> WRITTEN EXERCISE A: Please select every line of the records below that contains the string "elements", matching case exactly, and copy each one.

> TEXT EXCERPT:
Frequency response analysis of the Bautista-Manero-Puig model with normal stress: analytical and numerical solution for large amplitudes

Abstract

We derive explicit analytical expressions for the recurrence relations using the analytical matrix method for frequency response and the Bautista-Manero-Puig model for complex fluids. The BMP model is derived from the Extended Irreversible Thermodynamics formalism and has been shown to be useful in predicting the complex rheological behavior of self-associative systems. All harmonics of the alternating normal and shear stresses in oscillatory shear with various amplitude oscillatory regimes (AOS) can be calculated analytically, i.e., small amplitude oscillatory shear (SAOS), medium amplitude oscillatory shear (MAOS), and large amplitude oscillatory shear (LAOS). We show that incorporating the effects of the first and second normal stress differences for all AOS regimes leads to the emergence of higher harmonics. We establish the limits between the different AOS regimes based on criteria suggested by the analytical method. For some typical systems, such as CTAB-NaSal, we found a satisfactory quantitative agreement with the measured behavior of AOS.

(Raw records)
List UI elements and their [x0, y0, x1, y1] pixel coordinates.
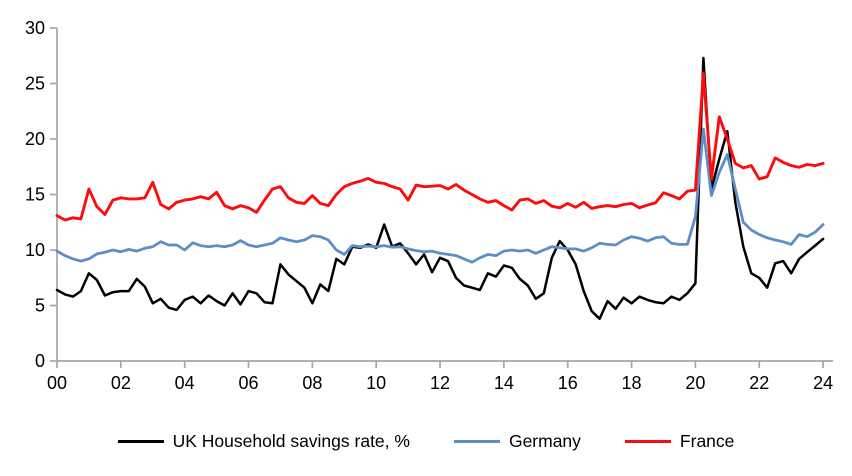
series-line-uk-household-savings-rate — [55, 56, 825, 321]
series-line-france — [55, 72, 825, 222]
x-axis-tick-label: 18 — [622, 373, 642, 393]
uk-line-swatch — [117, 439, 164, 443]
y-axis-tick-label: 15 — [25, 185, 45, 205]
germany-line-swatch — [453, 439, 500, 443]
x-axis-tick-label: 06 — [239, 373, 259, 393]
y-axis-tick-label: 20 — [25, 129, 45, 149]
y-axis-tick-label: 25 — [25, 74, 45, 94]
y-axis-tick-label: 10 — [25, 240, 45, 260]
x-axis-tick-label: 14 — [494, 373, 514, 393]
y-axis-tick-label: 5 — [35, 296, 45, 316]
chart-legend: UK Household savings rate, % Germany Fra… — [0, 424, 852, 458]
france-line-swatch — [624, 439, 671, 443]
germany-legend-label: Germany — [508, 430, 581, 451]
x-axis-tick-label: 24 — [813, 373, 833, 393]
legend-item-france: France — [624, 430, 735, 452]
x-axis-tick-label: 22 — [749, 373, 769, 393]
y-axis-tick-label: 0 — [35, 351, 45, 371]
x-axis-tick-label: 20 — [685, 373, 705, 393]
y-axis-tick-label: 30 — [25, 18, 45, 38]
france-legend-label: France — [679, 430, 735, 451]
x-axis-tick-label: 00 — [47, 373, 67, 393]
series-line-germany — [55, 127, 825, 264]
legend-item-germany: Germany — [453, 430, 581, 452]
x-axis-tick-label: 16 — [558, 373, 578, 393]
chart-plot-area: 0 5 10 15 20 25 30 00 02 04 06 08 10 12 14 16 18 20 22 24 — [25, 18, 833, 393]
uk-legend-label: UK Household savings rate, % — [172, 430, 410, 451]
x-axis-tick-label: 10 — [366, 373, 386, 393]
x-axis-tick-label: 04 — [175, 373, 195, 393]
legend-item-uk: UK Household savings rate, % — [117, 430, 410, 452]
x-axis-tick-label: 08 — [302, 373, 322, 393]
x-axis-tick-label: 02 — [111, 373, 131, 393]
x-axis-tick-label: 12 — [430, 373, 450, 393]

---

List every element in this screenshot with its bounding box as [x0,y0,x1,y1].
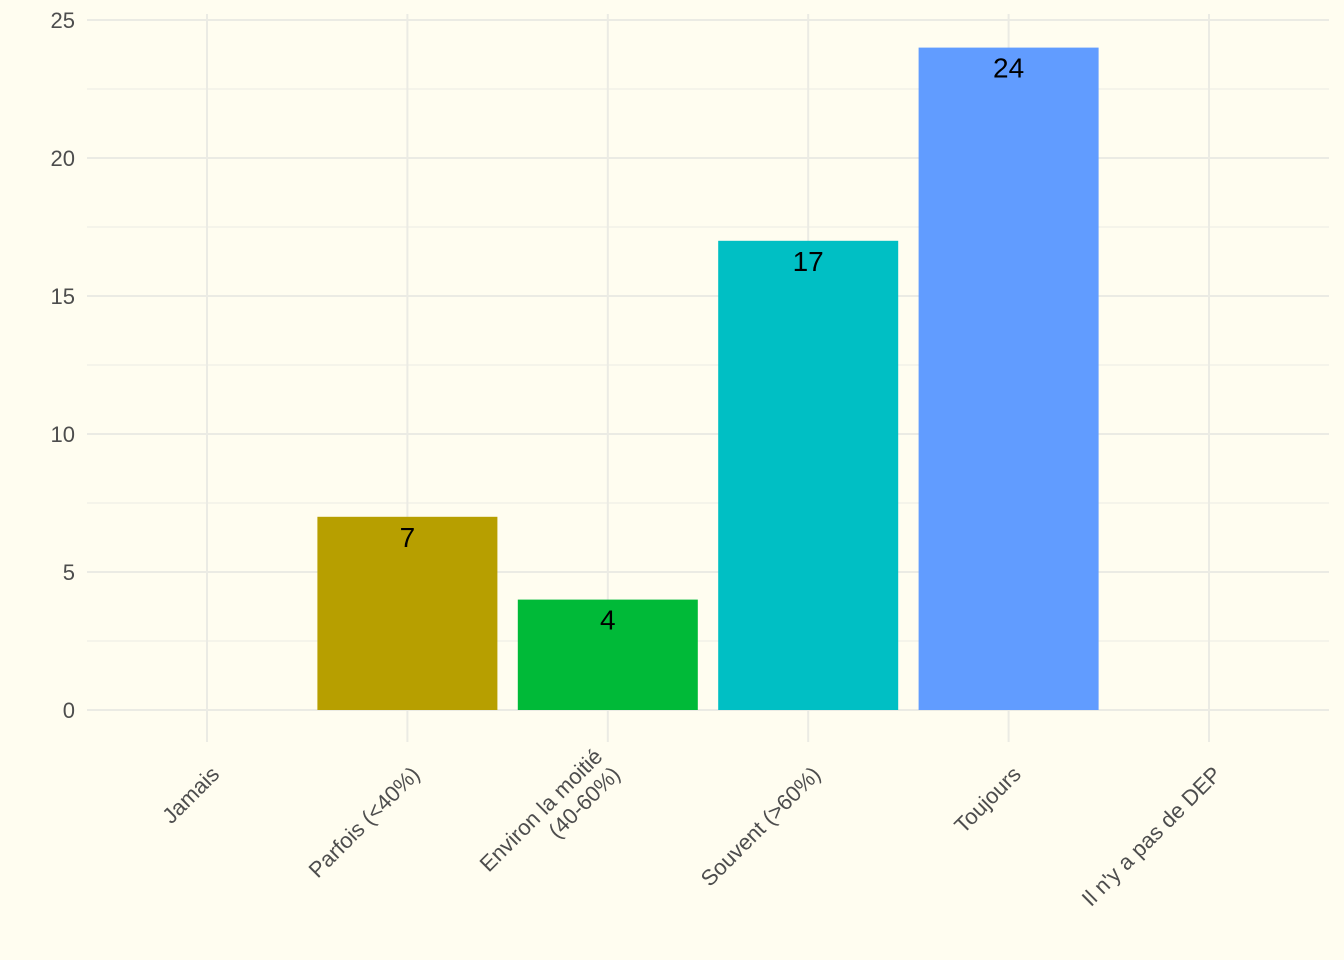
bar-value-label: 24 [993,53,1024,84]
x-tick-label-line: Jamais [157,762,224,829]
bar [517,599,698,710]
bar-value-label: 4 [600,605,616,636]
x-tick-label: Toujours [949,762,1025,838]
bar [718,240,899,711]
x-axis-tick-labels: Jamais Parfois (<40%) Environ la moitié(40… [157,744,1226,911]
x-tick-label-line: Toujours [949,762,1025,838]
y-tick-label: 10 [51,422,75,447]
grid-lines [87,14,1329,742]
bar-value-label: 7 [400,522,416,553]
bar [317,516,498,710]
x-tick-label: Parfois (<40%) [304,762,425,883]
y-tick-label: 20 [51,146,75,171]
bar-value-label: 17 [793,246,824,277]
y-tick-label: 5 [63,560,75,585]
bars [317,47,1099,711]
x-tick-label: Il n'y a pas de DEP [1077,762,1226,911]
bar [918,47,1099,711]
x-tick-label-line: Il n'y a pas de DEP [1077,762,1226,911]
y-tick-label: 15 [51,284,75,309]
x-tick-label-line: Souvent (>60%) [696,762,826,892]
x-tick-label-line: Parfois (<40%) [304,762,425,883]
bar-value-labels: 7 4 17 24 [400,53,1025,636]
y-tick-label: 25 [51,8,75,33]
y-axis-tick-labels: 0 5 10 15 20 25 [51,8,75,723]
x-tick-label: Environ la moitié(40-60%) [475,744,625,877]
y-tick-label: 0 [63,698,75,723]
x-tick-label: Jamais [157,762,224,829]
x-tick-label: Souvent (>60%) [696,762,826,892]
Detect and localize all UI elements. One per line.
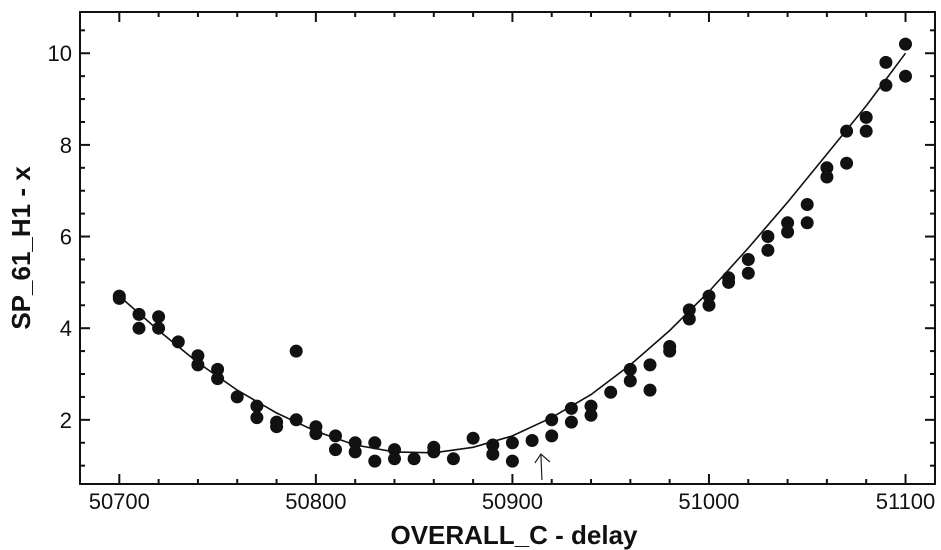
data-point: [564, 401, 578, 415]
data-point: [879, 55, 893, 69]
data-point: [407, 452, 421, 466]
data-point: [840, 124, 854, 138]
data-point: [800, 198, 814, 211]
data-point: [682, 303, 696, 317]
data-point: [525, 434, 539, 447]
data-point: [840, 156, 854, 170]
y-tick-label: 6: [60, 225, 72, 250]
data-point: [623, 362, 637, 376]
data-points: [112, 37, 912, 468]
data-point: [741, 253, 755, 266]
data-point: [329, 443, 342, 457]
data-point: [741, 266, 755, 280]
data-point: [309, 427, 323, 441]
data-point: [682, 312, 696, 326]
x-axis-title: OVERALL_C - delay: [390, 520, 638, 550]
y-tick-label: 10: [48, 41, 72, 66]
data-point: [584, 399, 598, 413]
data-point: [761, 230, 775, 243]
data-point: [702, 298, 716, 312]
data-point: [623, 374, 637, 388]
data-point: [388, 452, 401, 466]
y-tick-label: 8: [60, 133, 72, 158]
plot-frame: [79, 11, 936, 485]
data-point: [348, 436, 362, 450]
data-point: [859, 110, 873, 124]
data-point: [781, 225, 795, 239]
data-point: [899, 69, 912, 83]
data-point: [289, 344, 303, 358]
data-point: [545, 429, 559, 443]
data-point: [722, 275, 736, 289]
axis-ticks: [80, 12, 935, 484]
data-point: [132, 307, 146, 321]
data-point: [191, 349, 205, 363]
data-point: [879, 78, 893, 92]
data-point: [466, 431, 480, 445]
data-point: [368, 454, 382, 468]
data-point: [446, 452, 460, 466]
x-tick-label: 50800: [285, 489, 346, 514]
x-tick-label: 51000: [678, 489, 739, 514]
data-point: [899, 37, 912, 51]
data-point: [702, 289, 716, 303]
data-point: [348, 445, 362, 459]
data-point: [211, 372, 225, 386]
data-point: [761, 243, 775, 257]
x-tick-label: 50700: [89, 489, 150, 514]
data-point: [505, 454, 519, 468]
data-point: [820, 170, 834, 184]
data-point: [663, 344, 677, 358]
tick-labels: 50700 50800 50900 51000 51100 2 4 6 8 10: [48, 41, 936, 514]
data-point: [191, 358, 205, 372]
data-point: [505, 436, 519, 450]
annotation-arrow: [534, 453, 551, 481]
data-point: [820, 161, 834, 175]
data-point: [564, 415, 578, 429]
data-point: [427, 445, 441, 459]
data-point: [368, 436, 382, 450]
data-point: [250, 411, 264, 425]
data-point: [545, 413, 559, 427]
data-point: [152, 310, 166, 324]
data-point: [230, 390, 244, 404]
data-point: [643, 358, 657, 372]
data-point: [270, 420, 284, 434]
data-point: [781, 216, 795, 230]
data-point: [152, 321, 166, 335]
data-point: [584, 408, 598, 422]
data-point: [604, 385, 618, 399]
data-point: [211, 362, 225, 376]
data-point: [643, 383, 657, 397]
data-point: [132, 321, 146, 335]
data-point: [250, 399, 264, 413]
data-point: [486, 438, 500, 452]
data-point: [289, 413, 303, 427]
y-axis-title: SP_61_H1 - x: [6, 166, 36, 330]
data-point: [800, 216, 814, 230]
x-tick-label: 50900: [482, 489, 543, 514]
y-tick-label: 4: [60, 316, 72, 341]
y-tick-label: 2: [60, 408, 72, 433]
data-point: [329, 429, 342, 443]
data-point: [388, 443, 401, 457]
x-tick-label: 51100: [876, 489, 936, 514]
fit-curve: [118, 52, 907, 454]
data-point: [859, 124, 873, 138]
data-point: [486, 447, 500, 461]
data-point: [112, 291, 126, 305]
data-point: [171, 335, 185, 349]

* * *

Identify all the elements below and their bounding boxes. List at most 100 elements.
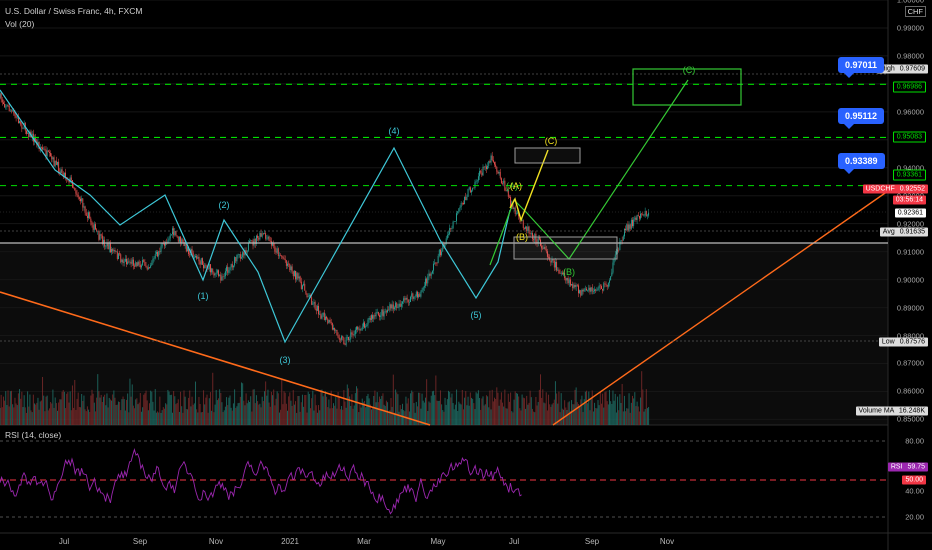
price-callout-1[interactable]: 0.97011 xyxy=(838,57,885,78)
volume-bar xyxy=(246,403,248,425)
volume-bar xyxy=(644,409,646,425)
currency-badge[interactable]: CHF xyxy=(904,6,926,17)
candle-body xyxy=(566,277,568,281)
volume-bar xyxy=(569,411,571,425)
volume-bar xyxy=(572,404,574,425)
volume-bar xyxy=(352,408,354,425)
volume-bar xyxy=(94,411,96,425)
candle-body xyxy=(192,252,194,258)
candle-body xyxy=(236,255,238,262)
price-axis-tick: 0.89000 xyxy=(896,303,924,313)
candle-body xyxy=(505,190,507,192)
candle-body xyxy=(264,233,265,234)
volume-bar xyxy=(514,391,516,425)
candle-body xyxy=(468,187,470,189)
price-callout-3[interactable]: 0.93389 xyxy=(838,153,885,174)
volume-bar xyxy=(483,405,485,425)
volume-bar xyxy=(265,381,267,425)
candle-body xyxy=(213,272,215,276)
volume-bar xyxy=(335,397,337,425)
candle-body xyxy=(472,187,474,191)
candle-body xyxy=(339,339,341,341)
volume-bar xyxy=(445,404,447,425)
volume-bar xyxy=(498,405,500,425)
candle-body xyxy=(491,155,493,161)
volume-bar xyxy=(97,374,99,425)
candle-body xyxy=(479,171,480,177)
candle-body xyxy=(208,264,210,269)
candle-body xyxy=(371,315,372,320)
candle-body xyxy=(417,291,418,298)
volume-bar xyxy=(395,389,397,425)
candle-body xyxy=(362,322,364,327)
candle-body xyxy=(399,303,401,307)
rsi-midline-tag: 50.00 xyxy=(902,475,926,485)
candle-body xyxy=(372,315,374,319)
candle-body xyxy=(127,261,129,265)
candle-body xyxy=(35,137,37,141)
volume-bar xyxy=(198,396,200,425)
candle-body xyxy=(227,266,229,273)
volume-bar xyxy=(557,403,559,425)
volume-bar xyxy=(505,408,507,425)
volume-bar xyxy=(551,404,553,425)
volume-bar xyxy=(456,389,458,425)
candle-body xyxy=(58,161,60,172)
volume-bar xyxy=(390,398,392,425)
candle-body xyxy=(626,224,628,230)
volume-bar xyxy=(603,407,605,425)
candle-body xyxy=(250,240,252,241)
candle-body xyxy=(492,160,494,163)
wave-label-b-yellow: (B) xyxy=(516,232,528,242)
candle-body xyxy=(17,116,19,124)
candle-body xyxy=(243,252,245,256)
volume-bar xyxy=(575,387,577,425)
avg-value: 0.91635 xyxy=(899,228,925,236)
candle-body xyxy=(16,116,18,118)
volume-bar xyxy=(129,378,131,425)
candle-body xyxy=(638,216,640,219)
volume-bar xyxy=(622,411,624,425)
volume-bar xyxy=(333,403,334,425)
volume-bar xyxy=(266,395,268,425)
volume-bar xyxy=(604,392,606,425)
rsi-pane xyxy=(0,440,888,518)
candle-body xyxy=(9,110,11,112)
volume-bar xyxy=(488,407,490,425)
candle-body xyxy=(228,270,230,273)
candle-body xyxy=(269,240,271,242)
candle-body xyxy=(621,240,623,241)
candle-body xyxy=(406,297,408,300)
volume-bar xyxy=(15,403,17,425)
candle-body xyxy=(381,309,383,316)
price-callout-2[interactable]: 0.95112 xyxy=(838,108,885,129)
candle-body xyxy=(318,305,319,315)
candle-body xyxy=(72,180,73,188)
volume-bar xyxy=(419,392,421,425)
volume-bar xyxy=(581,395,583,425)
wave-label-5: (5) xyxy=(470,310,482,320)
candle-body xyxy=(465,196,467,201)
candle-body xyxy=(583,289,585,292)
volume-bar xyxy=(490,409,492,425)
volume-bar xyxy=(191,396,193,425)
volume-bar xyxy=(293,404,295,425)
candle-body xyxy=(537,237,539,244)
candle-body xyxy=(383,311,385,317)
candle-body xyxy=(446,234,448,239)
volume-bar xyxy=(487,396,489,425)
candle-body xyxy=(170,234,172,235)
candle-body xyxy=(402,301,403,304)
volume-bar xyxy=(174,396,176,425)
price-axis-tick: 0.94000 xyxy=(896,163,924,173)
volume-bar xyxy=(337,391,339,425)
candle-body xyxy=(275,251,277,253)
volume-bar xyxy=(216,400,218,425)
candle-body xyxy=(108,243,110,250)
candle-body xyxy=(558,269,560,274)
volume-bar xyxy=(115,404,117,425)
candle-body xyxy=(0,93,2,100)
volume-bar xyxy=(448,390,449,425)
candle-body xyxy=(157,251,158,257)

> WRITTEN EXERCISE B: Print the entire frequency response abstract above again, word for word.

> TASK ANSWER A:
List UI elements and their [x0, y0, x1, y1] pixel coordinates.
Detect and localize all UI elements. One per line.
Identify all the elements below and their bounding boxes. List at most 100 elements.

> TASK ANSWER B:
Frequency response analysis of the Bautista-Manero-Puig model with normal stress: analytical and numerical solution for large amplitudes

Abstract

We derive explicit analytical expressions for the recurrence relations using the analytical matrix method for frequency response and the Bautista-Manero-Puig model for complex fluids. The BMP model is derived from the Extended Irreversible Thermodynamics formalism and has been shown to be useful in predicting the complex rheological behavior of self-associative systems. All harmonics of the alternating normal and shear stresses in oscillatory shear with various amplitude oscillatory regimes (AOS) can be calculated analytically, i.e., small amplitude oscillatory shear (SAOS), medium amplitude oscillatory shear (MAOS), and large amplitude oscillatory shear (LAOS). We show that incorporating the effects of the first and second normal stress differences for all AOS regimes leads to the emergence of higher harmonics. We establish the limits between the different AOS regimes based on criteria suggested by the analytical method. For some typical systems, such as CTAB-NaSal, we found a satisfactory quantitative agreement with the measured behavior of AOS.